▶ **Excerpt**
And the President is grace personified - finds a spot to hang my dripping coat, seats me in a big brocade chair in front of her fireplace, which is merrily dancing away, offers me tea, and spends an hour helping me imagine how I might serve higher ed. The President and I have two friends in common, which is how I have managed to meet her, but I don't deserve this luxury, this kindness, and all this time. It's lovely. It's the hidden treasure of job-hunting - sit in beautiful offices and talk to fascinating people about what they do - and this time there's a fireplace.

When I left, it was 11:30, and I realized if I tried, I could make it to a noon Good Friday service at my church. Why not? I raced back through the rain and hail, all warm on the inside, and drove across town.

Four blocks from the church, I was lined up to make a left in an intersection, and on the sidewalk was a man holding a cardboard sign. He was wet, dirty, and no doubt very cold, and his streetcorner misery in the weather was far from my residual fireplace warmth, or even just my dry car. I felt sad, and guilty, and unfairly lucky. And then there was his baffling sign, which read, "MYTH."

I had to think about that. The sign had not always said "MYTH." It had once been bigger. In the rain, the carboard was disintegrating: the bottom had fallen off, as had the sides. There was part of a letter buried beneath each of his hands. At some point there'd been a word with "MYTH" in the middle of it.

I couldn't think of one.

I made my turn, and got to church. I lacerated myself as a lousy Samaritan, in the bitter certainty that Jesus had been pretty darned explicit about not wanting anyone to drive past a cold, wet, poor man in order to go to church. I realized I'd misread the first letter. The sign had once said: ANYTHING.

Monday, December 7, 2009

Anatevka

I choreograph high school musicals. I have had the honor to do Fiddler on the Roof three times.

▶ **Extracted data**
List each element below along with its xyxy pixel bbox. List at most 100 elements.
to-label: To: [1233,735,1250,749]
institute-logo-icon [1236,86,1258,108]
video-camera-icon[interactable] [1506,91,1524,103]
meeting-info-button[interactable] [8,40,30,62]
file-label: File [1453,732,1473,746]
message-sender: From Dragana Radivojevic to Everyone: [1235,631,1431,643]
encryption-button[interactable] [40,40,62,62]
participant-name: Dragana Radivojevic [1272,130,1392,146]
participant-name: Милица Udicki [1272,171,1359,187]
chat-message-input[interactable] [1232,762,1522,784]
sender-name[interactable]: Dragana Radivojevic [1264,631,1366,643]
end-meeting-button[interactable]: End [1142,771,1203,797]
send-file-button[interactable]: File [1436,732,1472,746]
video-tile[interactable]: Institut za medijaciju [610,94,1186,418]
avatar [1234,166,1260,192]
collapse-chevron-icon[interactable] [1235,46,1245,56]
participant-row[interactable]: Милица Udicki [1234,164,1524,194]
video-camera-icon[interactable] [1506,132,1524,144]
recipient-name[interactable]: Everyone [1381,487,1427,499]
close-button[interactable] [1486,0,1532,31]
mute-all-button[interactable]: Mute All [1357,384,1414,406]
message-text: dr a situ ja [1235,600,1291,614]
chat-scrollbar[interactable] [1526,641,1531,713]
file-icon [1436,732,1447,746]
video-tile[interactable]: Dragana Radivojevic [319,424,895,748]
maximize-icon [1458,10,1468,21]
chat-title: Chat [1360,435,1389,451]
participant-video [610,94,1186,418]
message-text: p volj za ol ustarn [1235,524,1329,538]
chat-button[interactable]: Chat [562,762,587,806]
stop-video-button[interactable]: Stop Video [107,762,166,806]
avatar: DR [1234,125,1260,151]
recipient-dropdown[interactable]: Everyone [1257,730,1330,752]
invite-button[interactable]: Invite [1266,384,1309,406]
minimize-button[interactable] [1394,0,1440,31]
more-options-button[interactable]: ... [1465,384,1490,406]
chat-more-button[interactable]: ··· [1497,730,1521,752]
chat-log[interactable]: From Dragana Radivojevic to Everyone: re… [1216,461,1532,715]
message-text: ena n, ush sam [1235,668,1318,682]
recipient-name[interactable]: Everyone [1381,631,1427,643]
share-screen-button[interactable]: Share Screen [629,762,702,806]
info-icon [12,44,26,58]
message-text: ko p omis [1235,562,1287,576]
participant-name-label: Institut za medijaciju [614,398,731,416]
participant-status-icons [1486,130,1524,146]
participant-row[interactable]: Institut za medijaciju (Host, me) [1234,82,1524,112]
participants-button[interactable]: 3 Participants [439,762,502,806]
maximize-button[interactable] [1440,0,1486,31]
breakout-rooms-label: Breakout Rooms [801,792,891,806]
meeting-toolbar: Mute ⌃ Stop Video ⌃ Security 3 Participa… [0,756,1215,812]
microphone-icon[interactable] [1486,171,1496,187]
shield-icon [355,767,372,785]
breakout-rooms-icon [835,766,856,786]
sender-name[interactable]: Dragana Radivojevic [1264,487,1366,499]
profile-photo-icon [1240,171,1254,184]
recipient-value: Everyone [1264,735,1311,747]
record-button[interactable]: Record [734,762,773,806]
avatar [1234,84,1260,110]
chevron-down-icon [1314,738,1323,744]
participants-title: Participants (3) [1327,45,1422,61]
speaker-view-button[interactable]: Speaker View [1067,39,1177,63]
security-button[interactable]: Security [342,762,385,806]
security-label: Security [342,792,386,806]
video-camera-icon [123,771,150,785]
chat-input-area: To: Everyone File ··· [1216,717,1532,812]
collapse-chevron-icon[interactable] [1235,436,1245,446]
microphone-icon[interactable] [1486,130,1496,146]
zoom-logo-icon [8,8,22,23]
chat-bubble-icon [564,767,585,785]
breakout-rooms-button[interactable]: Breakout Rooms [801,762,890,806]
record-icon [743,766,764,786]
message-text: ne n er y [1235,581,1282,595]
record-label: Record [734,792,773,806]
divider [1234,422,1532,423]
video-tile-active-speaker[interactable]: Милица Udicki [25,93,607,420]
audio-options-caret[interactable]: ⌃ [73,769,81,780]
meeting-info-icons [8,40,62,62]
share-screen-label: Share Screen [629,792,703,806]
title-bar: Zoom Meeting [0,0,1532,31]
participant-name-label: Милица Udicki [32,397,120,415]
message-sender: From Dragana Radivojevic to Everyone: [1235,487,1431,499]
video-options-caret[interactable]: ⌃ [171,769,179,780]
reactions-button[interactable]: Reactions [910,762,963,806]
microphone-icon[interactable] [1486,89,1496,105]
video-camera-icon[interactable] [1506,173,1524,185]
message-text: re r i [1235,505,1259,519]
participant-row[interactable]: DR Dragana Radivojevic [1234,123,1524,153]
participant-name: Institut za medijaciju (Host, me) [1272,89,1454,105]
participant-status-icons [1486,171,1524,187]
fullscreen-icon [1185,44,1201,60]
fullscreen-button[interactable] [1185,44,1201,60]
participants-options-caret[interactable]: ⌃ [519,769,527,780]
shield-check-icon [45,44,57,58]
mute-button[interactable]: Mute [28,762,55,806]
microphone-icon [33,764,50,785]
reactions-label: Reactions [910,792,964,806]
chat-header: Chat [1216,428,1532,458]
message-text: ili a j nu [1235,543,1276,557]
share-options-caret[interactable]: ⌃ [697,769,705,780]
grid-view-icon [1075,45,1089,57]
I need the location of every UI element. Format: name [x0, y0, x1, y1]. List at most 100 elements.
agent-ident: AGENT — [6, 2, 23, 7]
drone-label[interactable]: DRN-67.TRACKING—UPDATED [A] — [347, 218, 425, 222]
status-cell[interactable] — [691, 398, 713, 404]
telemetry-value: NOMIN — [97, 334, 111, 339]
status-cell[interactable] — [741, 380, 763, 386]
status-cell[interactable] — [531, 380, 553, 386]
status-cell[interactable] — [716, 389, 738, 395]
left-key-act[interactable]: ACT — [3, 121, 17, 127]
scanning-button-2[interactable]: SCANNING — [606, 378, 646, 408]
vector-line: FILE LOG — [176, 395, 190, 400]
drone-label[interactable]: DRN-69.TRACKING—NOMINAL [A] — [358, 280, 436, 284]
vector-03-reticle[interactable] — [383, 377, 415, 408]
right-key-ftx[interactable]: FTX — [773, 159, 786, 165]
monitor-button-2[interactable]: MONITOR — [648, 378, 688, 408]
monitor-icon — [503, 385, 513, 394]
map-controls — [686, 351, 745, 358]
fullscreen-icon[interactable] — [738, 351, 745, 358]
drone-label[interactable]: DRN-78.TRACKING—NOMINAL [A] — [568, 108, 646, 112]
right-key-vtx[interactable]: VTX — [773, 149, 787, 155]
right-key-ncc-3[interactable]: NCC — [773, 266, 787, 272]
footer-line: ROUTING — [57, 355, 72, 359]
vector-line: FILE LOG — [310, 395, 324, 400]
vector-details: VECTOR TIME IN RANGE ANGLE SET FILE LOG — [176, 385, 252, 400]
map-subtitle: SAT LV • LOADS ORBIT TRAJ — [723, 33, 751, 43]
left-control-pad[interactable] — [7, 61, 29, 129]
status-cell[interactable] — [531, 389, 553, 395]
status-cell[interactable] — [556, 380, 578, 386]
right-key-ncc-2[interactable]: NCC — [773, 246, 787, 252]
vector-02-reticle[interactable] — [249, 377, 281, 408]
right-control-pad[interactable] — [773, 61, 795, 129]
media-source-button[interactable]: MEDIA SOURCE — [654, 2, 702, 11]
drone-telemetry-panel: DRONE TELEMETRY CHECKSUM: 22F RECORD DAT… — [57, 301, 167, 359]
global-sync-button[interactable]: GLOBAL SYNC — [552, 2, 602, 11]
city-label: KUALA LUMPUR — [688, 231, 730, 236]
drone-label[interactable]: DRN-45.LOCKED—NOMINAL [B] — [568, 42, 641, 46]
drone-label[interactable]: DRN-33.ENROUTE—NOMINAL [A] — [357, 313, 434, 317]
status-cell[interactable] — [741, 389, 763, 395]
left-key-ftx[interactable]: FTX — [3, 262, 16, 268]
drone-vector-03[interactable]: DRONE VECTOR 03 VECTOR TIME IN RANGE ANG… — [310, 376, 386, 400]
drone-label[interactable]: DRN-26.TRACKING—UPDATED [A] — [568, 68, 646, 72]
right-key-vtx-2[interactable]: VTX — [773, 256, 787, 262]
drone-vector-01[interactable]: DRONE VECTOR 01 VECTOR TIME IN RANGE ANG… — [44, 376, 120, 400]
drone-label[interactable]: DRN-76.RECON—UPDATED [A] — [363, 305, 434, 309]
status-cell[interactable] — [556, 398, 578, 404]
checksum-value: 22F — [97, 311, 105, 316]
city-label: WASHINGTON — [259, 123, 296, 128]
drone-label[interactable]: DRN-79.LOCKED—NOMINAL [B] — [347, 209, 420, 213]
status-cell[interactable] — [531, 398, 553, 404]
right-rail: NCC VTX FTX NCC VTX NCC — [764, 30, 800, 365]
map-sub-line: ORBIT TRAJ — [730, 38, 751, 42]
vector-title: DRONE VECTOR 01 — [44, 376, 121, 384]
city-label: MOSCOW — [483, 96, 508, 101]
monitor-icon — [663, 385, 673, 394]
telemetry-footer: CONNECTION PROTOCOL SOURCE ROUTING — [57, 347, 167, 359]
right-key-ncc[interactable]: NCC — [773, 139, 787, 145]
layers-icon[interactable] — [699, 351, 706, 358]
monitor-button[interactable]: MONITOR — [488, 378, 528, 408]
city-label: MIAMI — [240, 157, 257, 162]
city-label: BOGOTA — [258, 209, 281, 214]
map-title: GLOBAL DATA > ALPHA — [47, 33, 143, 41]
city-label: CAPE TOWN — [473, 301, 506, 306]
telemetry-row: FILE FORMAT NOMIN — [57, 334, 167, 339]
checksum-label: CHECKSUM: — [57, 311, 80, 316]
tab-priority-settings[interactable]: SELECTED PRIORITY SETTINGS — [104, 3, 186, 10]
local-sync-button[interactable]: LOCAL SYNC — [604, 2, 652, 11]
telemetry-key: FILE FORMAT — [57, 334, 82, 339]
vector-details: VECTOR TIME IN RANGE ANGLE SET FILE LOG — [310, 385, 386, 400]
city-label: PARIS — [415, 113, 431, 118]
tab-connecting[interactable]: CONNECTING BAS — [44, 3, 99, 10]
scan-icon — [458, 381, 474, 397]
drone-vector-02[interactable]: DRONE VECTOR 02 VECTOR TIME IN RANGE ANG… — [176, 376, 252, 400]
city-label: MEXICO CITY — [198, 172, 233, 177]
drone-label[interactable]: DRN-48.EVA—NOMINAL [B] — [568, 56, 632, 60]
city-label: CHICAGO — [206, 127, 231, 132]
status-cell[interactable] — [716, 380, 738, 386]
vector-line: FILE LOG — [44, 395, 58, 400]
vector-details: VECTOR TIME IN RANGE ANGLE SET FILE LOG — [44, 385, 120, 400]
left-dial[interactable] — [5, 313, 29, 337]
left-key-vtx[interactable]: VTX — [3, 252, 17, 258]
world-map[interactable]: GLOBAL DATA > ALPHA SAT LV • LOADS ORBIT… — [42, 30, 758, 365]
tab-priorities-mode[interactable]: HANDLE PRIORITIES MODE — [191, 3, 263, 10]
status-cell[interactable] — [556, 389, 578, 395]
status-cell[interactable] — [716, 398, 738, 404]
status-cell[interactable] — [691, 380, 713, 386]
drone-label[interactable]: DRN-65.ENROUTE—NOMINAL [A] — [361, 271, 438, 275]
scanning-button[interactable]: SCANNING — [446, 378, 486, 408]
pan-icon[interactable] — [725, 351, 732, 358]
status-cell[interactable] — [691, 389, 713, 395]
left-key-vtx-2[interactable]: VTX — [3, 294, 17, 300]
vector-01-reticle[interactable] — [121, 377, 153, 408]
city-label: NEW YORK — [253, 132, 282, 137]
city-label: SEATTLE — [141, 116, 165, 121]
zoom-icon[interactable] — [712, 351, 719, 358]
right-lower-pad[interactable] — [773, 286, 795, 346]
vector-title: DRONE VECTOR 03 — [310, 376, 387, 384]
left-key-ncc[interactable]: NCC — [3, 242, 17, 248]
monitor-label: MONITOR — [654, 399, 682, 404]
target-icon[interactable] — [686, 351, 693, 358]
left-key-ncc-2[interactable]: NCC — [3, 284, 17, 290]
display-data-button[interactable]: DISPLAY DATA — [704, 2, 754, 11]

▶ **Stated task A**
Using the blog excerpt about a job-hunting visit and a man with a sign, decide whether each statement agrees with it. Answer yes or no for each, and quote the words that settle it.
(i) The President and the narrator have two friends in common.
(ii) The narrator left the President's office at noon.
(iii) The narrator read the first letter of the man's sign correctly.
▶ **Stated task B**
Carry the blog excerpt about the job-hunting visit, the man with the sign and the Fiddler on the Roof entry forward from its final sentence.

▶ **Reply A**
(i) Yes: "The President and I have two friends in common"
(ii) No: "When I left, it was 11:30"
(iii) No: "I realized I'd misread the first letter."

▶ **Reply B**
Fiddler has this amazing arc, where the first act is nearly all comic, and then the soldiers break up the wedding at the end, and the second act is progressively darker and darker. It’s a giant ocean liner of a musical, and somehow the cast has to get the audience to change course, stop laughing and start feeling their hearts break. Somehow, the kids in the cast need to get the kids in the audience, many of whom aren’t used to shows that change in mood, to sober up.

The song where the ocean liner really, finally, has to make the turn is Anatevka. When we’re close to opening night, I give a little talk:

At the beginning, in Tradition, Tevye talked about Anatevka, where everybody knows who he is and what God expects him to do. It’s like being in a play, really, where you know who you are, and what the director, and the choreographer, and all of the cast members, expect you to do.

This is about how you feel when that ends. It’s not about some people in Russia at the turn of the twentieth century who had to move away from their homes. It’s about you. You have been in rehearsal for six weeks. You know who you are, and what you are expected to do. You know that the entire show falls apart if one of you misses a rehearsal, or a cue. You know you are important. You know you are valuable, and valued. You know who your friends are, and you see them every day. But in SIX DAYS, it will be closing night, and we will NEVER, EVER be together as a group again. Never. Our community will scatter. We will be lonely. We will miss rehearsing, we will not know what to do with ourselves, and homework and laundry will not fill that hole in our hearts. Our community will be DESTROYED, forever.

About this time, the most sleep-deprived girls usually begin to weep. And by opening night, everybody gets pretty misty singing Anatevka. And the audience comes along.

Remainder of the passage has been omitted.